GIVEN REQUEST: Pick out the lines below that include the string "Punto".

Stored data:
·····

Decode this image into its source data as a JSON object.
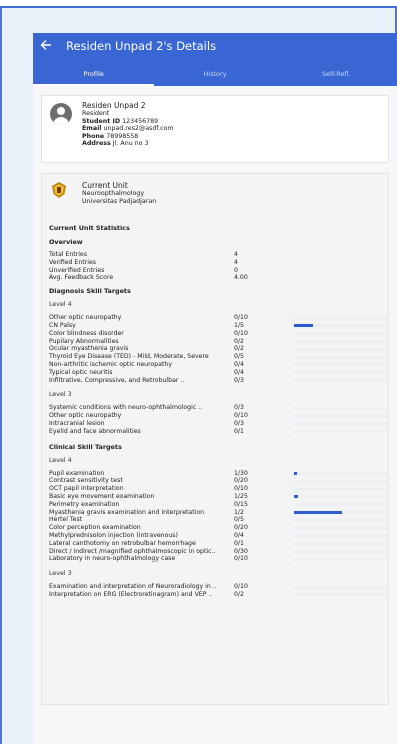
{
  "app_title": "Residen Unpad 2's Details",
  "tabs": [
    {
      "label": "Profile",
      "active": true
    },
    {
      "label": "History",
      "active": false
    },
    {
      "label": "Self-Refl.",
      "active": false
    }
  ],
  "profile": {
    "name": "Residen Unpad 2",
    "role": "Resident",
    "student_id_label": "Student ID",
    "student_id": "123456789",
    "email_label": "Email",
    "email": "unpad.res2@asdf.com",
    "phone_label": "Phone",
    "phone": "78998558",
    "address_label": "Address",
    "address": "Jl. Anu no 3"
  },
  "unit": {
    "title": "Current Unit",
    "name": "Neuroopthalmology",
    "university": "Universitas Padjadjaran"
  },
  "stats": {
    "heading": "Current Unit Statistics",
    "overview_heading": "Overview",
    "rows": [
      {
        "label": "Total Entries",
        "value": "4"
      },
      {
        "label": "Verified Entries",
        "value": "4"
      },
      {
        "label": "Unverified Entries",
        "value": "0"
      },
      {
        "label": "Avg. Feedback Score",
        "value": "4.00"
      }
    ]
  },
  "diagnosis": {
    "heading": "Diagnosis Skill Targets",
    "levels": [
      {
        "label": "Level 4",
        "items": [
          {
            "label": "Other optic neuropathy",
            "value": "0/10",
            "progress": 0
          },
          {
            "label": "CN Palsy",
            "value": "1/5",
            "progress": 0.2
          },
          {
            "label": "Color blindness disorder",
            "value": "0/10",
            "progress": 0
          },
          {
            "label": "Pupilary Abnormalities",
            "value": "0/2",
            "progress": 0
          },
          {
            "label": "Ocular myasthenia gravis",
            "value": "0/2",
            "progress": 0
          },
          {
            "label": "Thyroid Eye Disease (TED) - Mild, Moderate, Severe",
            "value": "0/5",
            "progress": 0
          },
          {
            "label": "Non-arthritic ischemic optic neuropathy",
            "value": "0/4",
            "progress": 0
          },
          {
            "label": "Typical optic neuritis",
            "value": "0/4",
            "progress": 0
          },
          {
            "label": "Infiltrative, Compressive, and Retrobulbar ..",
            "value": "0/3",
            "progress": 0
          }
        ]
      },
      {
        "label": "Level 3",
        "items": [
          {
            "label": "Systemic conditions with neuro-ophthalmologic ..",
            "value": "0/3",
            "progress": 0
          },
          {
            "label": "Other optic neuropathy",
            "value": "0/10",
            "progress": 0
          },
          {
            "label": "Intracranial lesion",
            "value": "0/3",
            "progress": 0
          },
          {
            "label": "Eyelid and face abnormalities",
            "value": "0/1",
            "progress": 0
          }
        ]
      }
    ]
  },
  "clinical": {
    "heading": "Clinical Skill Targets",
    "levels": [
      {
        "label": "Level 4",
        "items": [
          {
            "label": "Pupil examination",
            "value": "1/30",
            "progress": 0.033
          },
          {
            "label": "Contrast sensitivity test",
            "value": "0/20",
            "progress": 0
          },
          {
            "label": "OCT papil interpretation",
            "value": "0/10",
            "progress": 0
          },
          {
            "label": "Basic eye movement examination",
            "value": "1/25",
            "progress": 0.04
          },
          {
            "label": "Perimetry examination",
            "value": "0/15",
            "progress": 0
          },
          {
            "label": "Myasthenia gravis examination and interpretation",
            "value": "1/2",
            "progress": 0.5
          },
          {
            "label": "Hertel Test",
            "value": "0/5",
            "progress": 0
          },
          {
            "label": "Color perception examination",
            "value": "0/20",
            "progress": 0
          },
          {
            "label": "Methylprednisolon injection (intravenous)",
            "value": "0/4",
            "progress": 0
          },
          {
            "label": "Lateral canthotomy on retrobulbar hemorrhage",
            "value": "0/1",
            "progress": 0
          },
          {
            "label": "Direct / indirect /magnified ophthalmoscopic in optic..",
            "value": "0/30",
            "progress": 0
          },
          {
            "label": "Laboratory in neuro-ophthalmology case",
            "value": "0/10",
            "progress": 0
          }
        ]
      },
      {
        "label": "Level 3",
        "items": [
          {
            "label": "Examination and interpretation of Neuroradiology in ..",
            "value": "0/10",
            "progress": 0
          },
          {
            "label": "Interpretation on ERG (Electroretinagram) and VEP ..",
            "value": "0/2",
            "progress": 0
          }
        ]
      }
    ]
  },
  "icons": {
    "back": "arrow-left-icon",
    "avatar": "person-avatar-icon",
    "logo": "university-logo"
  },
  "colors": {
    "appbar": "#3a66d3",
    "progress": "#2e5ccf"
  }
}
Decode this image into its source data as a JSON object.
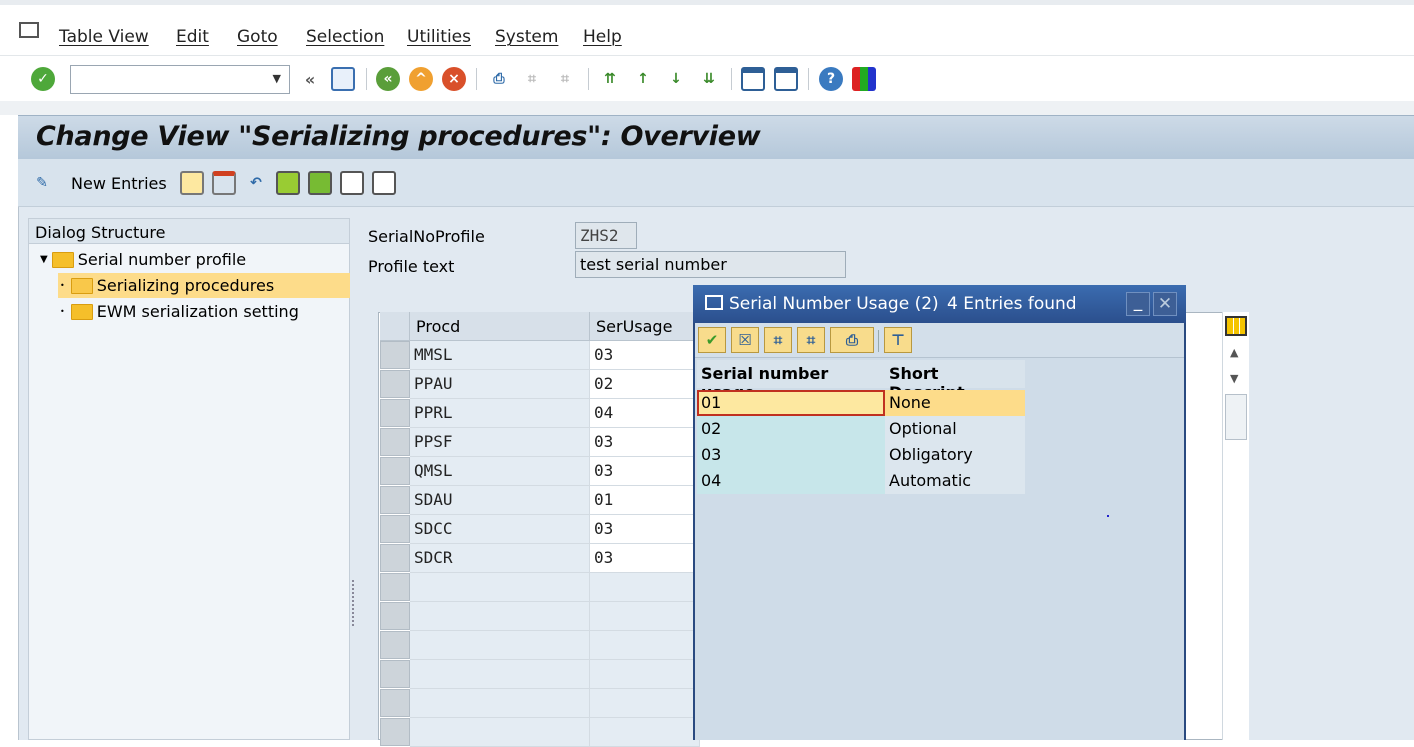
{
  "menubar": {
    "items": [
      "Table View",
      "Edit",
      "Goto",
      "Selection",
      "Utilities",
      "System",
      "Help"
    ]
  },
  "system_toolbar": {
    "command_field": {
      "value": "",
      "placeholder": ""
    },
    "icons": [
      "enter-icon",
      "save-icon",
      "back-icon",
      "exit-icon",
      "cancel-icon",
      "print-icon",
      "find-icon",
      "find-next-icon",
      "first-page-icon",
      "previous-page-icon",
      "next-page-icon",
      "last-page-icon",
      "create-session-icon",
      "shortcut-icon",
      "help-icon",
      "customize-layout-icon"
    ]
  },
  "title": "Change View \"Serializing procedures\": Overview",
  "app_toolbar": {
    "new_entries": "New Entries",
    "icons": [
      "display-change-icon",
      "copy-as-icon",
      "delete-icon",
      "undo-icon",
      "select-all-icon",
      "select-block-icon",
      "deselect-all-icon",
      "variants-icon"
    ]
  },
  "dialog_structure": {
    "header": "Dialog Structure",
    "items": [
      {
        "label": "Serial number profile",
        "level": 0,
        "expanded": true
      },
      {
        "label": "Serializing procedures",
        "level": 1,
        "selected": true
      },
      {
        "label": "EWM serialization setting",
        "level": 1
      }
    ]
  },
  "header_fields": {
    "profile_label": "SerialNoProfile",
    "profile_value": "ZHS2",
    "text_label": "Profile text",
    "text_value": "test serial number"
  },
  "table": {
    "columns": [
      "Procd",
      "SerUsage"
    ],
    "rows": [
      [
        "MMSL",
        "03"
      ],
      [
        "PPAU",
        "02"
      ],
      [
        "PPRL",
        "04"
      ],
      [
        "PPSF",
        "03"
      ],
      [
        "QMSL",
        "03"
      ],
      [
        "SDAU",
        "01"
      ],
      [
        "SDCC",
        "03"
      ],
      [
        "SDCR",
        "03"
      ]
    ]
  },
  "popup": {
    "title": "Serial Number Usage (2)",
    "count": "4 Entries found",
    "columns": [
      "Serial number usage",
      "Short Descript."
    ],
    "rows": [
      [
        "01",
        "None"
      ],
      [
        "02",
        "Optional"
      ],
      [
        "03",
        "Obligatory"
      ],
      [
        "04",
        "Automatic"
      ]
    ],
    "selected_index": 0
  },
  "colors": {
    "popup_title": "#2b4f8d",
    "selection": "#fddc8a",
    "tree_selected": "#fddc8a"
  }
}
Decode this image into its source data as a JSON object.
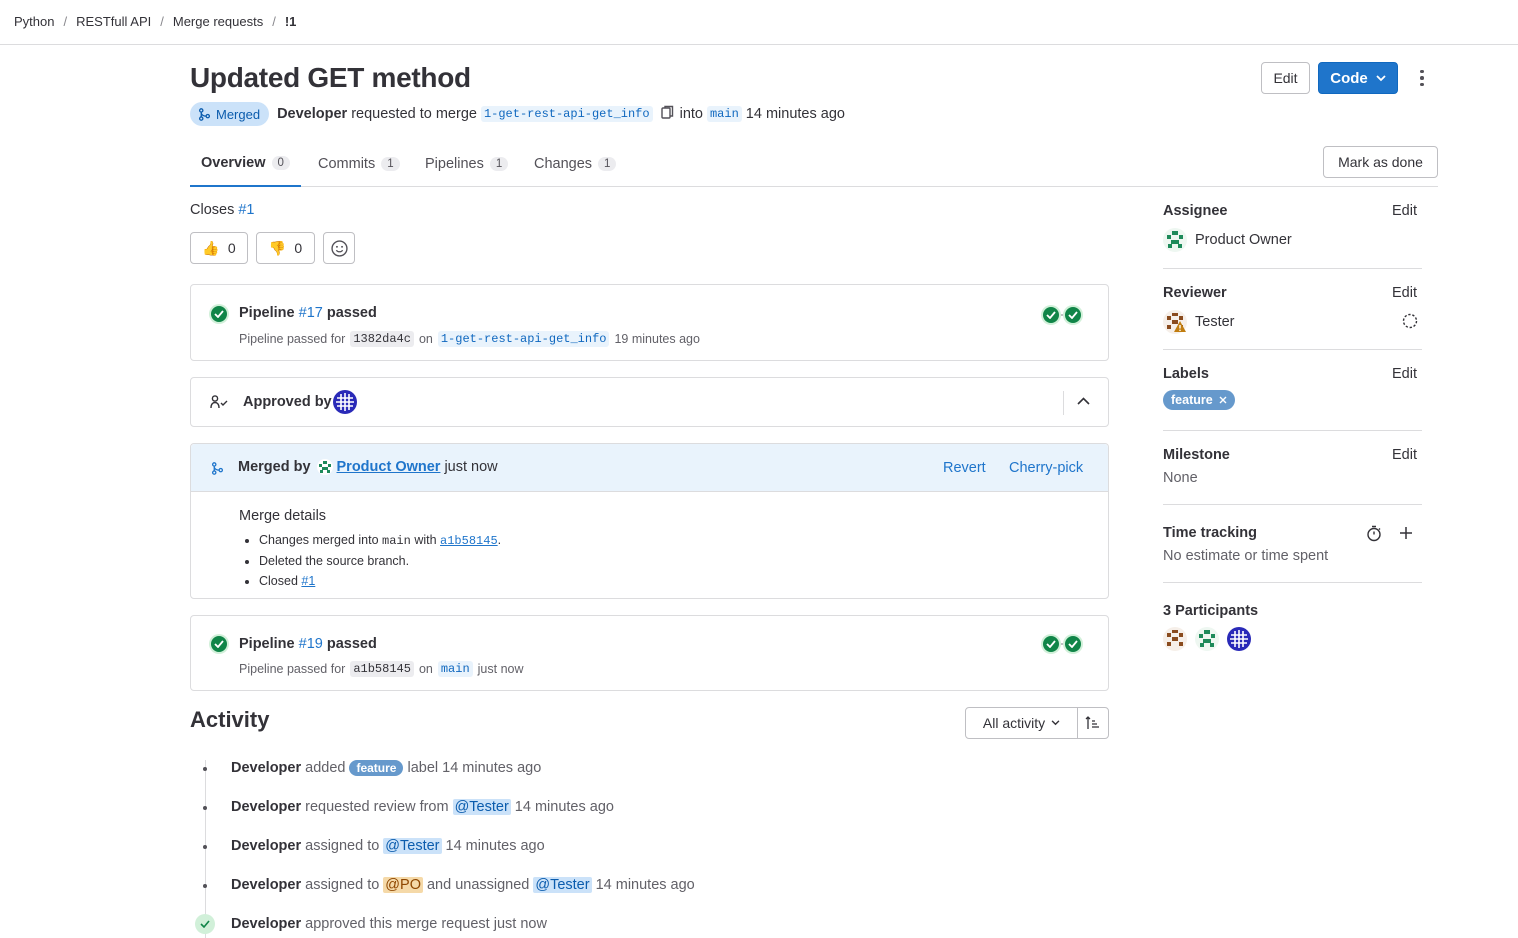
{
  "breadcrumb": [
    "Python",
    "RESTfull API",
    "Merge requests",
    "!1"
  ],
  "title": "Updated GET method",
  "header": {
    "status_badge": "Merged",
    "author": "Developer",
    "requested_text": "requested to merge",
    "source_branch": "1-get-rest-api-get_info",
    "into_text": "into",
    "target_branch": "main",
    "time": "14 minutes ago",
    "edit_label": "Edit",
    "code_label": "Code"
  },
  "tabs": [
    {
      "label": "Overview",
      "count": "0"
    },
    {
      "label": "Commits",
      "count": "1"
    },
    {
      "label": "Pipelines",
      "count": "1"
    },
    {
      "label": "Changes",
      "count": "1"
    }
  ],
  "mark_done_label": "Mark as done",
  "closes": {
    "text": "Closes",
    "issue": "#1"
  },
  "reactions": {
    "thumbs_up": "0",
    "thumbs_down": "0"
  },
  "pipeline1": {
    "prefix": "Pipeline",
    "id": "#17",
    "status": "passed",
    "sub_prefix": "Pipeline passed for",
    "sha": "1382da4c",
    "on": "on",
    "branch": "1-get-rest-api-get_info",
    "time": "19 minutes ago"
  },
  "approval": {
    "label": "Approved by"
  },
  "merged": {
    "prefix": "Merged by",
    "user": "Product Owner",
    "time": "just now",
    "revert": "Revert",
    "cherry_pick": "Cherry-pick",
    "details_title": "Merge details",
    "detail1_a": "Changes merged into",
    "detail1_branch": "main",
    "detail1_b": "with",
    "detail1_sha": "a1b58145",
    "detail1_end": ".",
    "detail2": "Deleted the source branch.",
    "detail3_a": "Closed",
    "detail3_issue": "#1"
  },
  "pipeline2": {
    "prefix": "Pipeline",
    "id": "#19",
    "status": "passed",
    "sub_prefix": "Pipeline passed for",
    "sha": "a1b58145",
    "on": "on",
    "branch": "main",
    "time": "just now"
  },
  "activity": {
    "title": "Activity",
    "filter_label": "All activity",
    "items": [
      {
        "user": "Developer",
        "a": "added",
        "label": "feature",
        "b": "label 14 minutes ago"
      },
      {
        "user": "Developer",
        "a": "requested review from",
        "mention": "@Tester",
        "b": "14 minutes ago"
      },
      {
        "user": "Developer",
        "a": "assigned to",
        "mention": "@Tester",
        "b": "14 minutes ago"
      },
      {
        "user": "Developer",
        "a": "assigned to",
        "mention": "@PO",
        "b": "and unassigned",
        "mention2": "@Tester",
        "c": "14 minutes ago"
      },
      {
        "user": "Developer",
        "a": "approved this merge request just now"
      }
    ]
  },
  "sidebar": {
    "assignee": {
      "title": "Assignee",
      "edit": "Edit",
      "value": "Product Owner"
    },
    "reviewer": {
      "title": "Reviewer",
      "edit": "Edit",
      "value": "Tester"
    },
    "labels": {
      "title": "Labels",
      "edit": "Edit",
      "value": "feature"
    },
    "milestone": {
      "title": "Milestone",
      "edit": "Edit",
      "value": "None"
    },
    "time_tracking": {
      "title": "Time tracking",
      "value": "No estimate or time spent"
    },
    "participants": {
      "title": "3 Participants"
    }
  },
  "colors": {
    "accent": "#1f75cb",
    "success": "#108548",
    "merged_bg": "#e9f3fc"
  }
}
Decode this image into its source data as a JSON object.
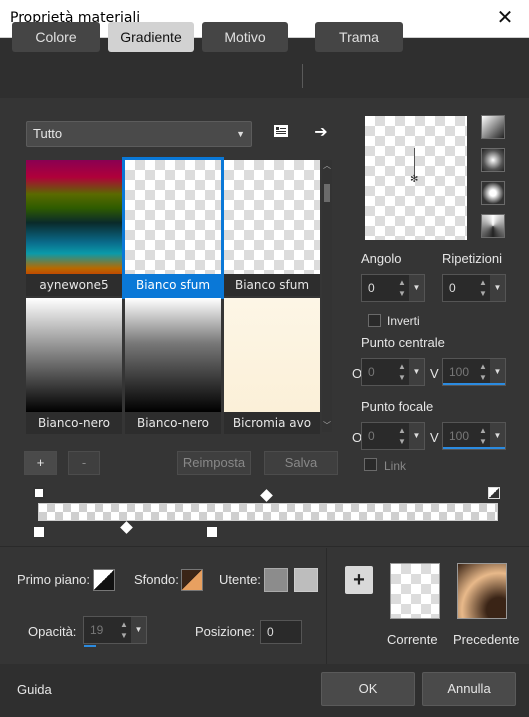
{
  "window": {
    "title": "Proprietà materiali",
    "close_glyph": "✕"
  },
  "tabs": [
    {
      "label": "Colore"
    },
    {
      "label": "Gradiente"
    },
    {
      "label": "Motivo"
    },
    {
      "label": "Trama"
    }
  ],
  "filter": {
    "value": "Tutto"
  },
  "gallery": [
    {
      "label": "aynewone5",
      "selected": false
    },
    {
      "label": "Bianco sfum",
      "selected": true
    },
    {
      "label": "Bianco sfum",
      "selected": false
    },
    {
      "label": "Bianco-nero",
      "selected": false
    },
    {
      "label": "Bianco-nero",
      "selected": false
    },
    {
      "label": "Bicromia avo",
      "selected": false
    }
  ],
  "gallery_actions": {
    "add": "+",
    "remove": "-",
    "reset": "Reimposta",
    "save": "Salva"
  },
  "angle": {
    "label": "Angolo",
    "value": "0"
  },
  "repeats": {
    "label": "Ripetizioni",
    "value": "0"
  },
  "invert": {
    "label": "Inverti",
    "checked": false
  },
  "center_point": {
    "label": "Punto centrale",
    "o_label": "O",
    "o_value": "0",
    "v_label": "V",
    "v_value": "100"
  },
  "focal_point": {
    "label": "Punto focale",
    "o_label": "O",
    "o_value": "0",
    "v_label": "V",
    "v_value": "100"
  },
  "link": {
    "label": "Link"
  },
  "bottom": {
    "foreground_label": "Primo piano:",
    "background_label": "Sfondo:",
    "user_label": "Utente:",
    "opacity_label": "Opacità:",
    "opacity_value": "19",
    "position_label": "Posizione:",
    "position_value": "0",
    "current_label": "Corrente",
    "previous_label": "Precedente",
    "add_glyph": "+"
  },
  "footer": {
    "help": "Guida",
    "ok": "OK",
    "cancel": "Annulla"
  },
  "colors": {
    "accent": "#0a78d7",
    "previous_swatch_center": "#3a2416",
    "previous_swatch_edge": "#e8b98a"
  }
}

·····

COMPLETED EXERCISE:
    "label": "Punto centrale",
    "label": "Punto focale",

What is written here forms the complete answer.